Dataset:
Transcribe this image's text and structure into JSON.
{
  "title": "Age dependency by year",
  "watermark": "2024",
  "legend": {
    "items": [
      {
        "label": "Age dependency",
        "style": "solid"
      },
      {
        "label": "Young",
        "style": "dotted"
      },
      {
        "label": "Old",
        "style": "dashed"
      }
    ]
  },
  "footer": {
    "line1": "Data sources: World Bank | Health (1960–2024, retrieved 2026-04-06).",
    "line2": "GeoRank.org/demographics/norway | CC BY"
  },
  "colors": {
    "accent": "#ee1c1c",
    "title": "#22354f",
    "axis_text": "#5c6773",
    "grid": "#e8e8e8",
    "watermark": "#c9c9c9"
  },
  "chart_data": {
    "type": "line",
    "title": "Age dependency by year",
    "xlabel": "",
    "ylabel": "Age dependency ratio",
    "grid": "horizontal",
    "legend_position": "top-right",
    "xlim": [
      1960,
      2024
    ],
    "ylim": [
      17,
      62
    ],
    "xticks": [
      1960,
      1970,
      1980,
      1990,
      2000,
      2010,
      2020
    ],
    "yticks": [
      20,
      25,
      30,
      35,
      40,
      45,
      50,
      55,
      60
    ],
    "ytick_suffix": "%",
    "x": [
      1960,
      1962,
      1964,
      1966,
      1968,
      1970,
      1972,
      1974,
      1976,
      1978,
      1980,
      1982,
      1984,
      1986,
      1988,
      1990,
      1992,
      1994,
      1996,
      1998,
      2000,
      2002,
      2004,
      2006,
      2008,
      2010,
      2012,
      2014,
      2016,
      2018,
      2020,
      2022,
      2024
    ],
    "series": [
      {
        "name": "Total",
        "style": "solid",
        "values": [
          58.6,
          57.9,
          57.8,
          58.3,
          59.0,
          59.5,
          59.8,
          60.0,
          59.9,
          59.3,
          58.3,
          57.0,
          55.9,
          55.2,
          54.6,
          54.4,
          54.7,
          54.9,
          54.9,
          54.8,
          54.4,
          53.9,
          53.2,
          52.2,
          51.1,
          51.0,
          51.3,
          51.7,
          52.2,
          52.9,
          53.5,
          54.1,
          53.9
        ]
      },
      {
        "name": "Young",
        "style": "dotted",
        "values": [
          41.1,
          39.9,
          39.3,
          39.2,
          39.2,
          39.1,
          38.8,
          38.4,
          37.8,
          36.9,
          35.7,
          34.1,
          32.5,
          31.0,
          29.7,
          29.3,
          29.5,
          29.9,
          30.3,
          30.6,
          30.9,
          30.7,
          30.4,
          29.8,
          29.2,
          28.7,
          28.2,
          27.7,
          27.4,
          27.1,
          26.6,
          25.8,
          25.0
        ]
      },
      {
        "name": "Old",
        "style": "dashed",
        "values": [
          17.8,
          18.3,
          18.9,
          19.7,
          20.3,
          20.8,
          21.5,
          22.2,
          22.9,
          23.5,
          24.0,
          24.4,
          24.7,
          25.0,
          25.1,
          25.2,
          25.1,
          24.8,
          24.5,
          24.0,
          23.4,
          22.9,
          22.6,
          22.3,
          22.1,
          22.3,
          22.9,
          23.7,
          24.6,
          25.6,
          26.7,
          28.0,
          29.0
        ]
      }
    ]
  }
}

Written problem: Retype all of the material, keeping each line exact.

Complete output:
Transcribe this image's text and structure into JSON.
{
  "title": "Age dependency by year",
  "watermark": "2024",
  "legend": {
    "items": [
      {
        "label": "Age dependency",
        "style": "solid"
      },
      {
        "label": "Young",
        "style": "dotted"
      },
      {
        "label": "Old",
        "style": "dashed"
      }
    ]
  },
  "footer": {
    "line1": "Data sources: World Bank | Health (1960–2024, retrieved 2026-04-06).",
    "line2": "GeoRank.org/demographics/norway | CC BY"
  },
  "colors": {
    "accent": "#ee1c1c",
    "title": "#22354f",
    "axis_text": "#5c6773",
    "grid": "#e8e8e8",
    "watermark": "#c9c9c9"
  },
  "chart_data": {
    "type": "line",
    "title": "Age dependency by year",
    "xlabel": "",
    "ylabel": "Age dependency ratio",
    "grid": "horizontal",
    "legend_position": "top-right",
    "xlim": [
      1960,
      2024
    ],
    "ylim": [
      17,
      62
    ],
    "xticks": [
      1960,
      1970,
      1980,
      1990,
      2000,
      2010,
      2020
    ],
    "yticks": [
      20,
      25,
      30,
      35,
      40,
      45,
      50,
      55,
      60
    ],
    "ytick_suffix": "%",
    "x": [
      1960,
      1962,
      1964,
      1966,
      1968,
      1970,
      1972,
      1974,
      1976,
      1978,
      1980,
      1982,
      1984,
      1986,
      1988,
      1990,
      1992,
      1994,
      1996,
      1998,
      2000,
      2002,
      2004,
      2006,
      2008,
      2010,
      2012,
      2014,
      2016,
      2018,
      2020,
      2022,
      2024
    ],
    "series": [
      {
        "name": "Total",
        "style": "solid",
        "values": [
          58.6,
          57.9,
          57.8,
          58.3,
          59.0,
          59.5,
          59.8,
          60.0,
          59.9,
          59.3,
          58.3,
          57.0,
          55.9,
          55.2,
          54.6,
          54.4,
          54.7,
          54.9,
          54.9,
          54.8,
          54.4,
          53.9,
          53.2,
          52.2,
          51.1,
          51.0,
          51.3,
          51.7,
          52.2,
          52.9,
          53.5,
          54.1,
          53.9
        ]
      },
      {
        "name": "Young",
        "style": "dotted",
        "values": [
          41.1,
          39.9,
          39.3,
          39.2,
          39.2,
          39.1,
          38.8,
          38.4,
          37.8,
          36.9,
          35.7,
          34.1,
          32.5,
          31.0,
          29.7,
          29.3,
          29.5,
          29.9,
          30.3,
          30.6,
          30.9,
          30.7,
          30.4,
          29.8,
          29.2,
          28.7,
          28.2,
          27.7,
          27.4,
          27.1,
          26.6,
          25.8,
          25.0
        ]
      },
      {
        "name": "Old",
        "style": "dashed",
        "values": [
          17.8,
          18.3,
          18.9,
          19.7,
          20.3,
          20.8,
          21.5,
          22.2,
          22.9,
          23.5,
          24.0,
          24.4,
          24.7,
          25.0,
          25.1,
          25.2,
          25.1,
          24.8,
          24.5,
          24.0,
          23.4,
          22.9,
          22.6,
          22.3,
          22.1,
          22.3,
          22.9,
          23.7,
          24.6,
          25.6,
          26.7,
          28.0,
          29.0
        ]
      }
    ]
  }
}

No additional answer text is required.